→ **Records provided**:
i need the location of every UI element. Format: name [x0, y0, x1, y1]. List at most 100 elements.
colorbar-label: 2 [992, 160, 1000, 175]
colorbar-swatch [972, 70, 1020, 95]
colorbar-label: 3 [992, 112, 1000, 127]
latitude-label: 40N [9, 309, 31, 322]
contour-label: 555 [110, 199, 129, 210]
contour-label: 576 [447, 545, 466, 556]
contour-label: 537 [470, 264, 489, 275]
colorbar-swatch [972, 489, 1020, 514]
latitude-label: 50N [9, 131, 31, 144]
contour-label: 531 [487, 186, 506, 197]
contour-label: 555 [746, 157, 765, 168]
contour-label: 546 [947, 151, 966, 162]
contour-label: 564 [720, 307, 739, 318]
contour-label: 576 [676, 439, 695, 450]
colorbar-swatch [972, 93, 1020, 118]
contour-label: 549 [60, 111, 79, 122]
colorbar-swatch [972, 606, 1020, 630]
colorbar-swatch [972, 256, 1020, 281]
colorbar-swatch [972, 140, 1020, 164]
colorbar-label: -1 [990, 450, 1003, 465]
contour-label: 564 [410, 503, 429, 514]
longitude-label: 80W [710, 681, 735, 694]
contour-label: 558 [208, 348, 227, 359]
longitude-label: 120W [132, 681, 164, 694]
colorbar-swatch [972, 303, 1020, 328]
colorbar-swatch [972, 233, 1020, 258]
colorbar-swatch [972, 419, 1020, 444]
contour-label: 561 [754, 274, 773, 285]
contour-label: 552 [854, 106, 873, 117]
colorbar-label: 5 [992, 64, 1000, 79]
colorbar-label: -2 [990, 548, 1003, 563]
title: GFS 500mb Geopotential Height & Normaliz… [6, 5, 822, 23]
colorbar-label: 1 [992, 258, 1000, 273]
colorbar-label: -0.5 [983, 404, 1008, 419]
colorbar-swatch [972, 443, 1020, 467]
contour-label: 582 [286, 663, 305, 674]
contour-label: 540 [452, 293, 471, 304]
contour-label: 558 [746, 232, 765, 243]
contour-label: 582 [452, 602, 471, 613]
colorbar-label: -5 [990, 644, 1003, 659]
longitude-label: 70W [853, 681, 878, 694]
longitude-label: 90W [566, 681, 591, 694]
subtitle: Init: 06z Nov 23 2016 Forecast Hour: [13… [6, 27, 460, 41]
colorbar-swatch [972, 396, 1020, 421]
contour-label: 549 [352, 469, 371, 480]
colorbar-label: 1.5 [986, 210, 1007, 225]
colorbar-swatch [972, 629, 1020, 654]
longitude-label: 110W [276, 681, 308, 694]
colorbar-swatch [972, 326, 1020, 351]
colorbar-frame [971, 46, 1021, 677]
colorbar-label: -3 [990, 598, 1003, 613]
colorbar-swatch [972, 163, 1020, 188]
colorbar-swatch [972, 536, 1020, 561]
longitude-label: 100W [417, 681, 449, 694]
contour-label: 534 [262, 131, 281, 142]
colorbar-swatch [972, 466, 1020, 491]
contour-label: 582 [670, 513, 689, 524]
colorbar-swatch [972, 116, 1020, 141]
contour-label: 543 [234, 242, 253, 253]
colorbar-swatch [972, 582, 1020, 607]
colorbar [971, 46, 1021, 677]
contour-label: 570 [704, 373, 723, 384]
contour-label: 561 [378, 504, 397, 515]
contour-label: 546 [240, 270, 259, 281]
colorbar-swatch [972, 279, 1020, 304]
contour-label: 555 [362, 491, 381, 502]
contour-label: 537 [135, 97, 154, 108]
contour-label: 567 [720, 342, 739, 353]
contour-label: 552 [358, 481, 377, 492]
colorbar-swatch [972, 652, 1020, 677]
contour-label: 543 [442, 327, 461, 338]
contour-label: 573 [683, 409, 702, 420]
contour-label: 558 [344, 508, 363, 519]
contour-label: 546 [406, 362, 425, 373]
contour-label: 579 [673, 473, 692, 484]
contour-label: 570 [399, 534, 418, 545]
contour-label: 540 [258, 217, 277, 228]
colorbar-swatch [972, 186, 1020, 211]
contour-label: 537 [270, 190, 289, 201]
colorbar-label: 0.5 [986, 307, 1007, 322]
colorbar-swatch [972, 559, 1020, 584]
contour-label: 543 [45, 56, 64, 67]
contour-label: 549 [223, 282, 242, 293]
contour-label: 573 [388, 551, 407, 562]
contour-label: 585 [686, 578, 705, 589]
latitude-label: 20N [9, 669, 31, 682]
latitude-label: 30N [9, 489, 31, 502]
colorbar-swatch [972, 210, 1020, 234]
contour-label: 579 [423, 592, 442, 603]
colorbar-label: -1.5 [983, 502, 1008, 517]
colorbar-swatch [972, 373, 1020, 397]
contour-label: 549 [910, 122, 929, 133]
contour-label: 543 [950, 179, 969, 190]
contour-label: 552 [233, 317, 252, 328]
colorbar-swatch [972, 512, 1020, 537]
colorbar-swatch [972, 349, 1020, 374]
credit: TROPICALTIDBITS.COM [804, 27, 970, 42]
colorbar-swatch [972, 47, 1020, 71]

→ **Task to carry out**:
Reproduce every line of the records above verbatim.

→ **Written answer**:
i need the location of every UI element. Format: name [x0, y0, x1, y1]. List at most 100 elements.
colorbar-label: 2 [992, 160, 1000, 175]
colorbar-swatch [972, 70, 1020, 95]
colorbar-label: 3 [992, 112, 1000, 127]
latitude-label: 40N [9, 309, 31, 322]
contour-label: 555 [110, 199, 129, 210]
contour-label: 576 [447, 545, 466, 556]
contour-label: 537 [470, 264, 489, 275]
colorbar-swatch [972, 489, 1020, 514]
latitude-label: 50N [9, 131, 31, 144]
contour-label: 531 [487, 186, 506, 197]
contour-label: 555 [746, 157, 765, 168]
contour-label: 546 [947, 151, 966, 162]
contour-label: 564 [720, 307, 739, 318]
contour-label: 576 [676, 439, 695, 450]
colorbar-swatch [972, 93, 1020, 118]
contour-label: 549 [60, 111, 79, 122]
colorbar-swatch [972, 606, 1020, 630]
colorbar-swatch [972, 256, 1020, 281]
colorbar-swatch [972, 140, 1020, 164]
colorbar-label: -1 [990, 450, 1003, 465]
contour-label: 564 [410, 503, 429, 514]
longitude-label: 80W [710, 681, 735, 694]
contour-label: 558 [208, 348, 227, 359]
longitude-label: 120W [132, 681, 164, 694]
colorbar-swatch [972, 303, 1020, 328]
colorbar-swatch [972, 233, 1020, 258]
colorbar-swatch [972, 419, 1020, 444]
contour-label: 561 [754, 274, 773, 285]
contour-label: 552 [854, 106, 873, 117]
colorbar-label: 5 [992, 64, 1000, 79]
colorbar-label: -2 [990, 548, 1003, 563]
title: GFS 500mb Geopotential Height & Normaliz… [6, 5, 822, 23]
colorbar-label: 1 [992, 258, 1000, 273]
colorbar-label: -0.5 [983, 404, 1008, 419]
colorbar-swatch [972, 443, 1020, 467]
contour-label: 582 [286, 663, 305, 674]
contour-label: 540 [452, 293, 471, 304]
contour-label: 558 [746, 232, 765, 243]
contour-label: 582 [452, 602, 471, 613]
colorbar-label: -5 [990, 644, 1003, 659]
longitude-label: 70W [853, 681, 878, 694]
longitude-label: 90W [566, 681, 591, 694]
subtitle: Init: 06z Nov 23 2016 Forecast Hour: [13… [6, 27, 460, 41]
colorbar-swatch [972, 396, 1020, 421]
contour-label: 549 [352, 469, 371, 480]
colorbar-label: 1.5 [986, 210, 1007, 225]
colorbar-swatch [972, 629, 1020, 654]
longitude-label: 110W [276, 681, 308, 694]
colorbar-swatch [972, 326, 1020, 351]
colorbar-frame [971, 46, 1021, 677]
colorbar-label: -3 [990, 598, 1003, 613]
colorbar-swatch [972, 163, 1020, 188]
colorbar-swatch [972, 536, 1020, 561]
longitude-label: 100W [417, 681, 449, 694]
contour-label: 534 [262, 131, 281, 142]
colorbar-swatch [972, 466, 1020, 491]
contour-label: 582 [670, 513, 689, 524]
colorbar-swatch [972, 116, 1020, 141]
contour-label: 543 [234, 242, 253, 253]
colorbar-swatch [972, 582, 1020, 607]
colorbar [971, 46, 1021, 677]
contour-label: 570 [704, 373, 723, 384]
contour-label: 561 [378, 504, 397, 515]
contour-label: 546 [240, 270, 259, 281]
colorbar-swatch [972, 279, 1020, 304]
contour-label: 555 [362, 491, 381, 502]
contour-label: 537 [135, 97, 154, 108]
contour-label: 567 [720, 342, 739, 353]
contour-label: 552 [358, 481, 377, 492]
colorbar-swatch [972, 652, 1020, 677]
contour-label: 543 [442, 327, 461, 338]
contour-label: 573 [683, 409, 702, 420]
contour-label: 558 [344, 508, 363, 519]
contour-label: 546 [406, 362, 425, 373]
contour-label: 579 [673, 473, 692, 484]
contour-label: 570 [399, 534, 418, 545]
contour-label: 540 [258, 217, 277, 228]
colorbar-swatch [972, 186, 1020, 211]
contour-label: 537 [270, 190, 289, 201]
colorbar-label: 0.5 [986, 307, 1007, 322]
colorbar-swatch [972, 559, 1020, 584]
contour-label: 543 [45, 56, 64, 67]
contour-label: 549 [223, 282, 242, 293]
contour-label: 573 [388, 551, 407, 562]
contour-label: 585 [686, 578, 705, 589]
latitude-label: 20N [9, 669, 31, 682]
latitude-label: 30N [9, 489, 31, 502]
colorbar-swatch [972, 210, 1020, 234]
contour-label: 579 [423, 592, 442, 603]
colorbar-label: -1.5 [983, 502, 1008, 517]
colorbar-swatch [972, 373, 1020, 397]
contour-label: 549 [910, 122, 929, 133]
contour-label: 543 [950, 179, 969, 190]
contour-label: 552 [233, 317, 252, 328]
colorbar-swatch [972, 512, 1020, 537]
colorbar-swatch [972, 349, 1020, 374]
credit: TROPICALTIDBITS.COM [804, 27, 970, 42]
colorbar-swatch [972, 47, 1020, 71]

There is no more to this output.